→ **Problem**
Copy every line from the data below in which the string "Exploration" can be found.

* start Data provided *

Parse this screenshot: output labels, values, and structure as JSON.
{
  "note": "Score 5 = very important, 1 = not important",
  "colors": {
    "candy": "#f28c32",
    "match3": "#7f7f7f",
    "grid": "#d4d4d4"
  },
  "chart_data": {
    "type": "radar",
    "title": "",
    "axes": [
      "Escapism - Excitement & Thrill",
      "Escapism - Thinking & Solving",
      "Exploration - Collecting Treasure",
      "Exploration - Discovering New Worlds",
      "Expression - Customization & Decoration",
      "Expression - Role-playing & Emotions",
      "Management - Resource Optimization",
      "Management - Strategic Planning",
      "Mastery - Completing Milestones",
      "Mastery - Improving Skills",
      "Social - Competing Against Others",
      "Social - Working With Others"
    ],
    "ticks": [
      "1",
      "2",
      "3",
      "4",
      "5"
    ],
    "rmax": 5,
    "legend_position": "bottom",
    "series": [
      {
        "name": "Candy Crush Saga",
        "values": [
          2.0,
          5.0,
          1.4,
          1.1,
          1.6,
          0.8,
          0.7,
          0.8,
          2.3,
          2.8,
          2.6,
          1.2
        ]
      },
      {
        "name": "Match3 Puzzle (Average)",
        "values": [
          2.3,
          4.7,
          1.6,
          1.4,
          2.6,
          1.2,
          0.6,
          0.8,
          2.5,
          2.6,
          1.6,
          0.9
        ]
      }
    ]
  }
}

* end Data provided *

→ **Exercise result**
      "Exploration - Collecting Treasure",
      "Exploration - Discovering New Worlds",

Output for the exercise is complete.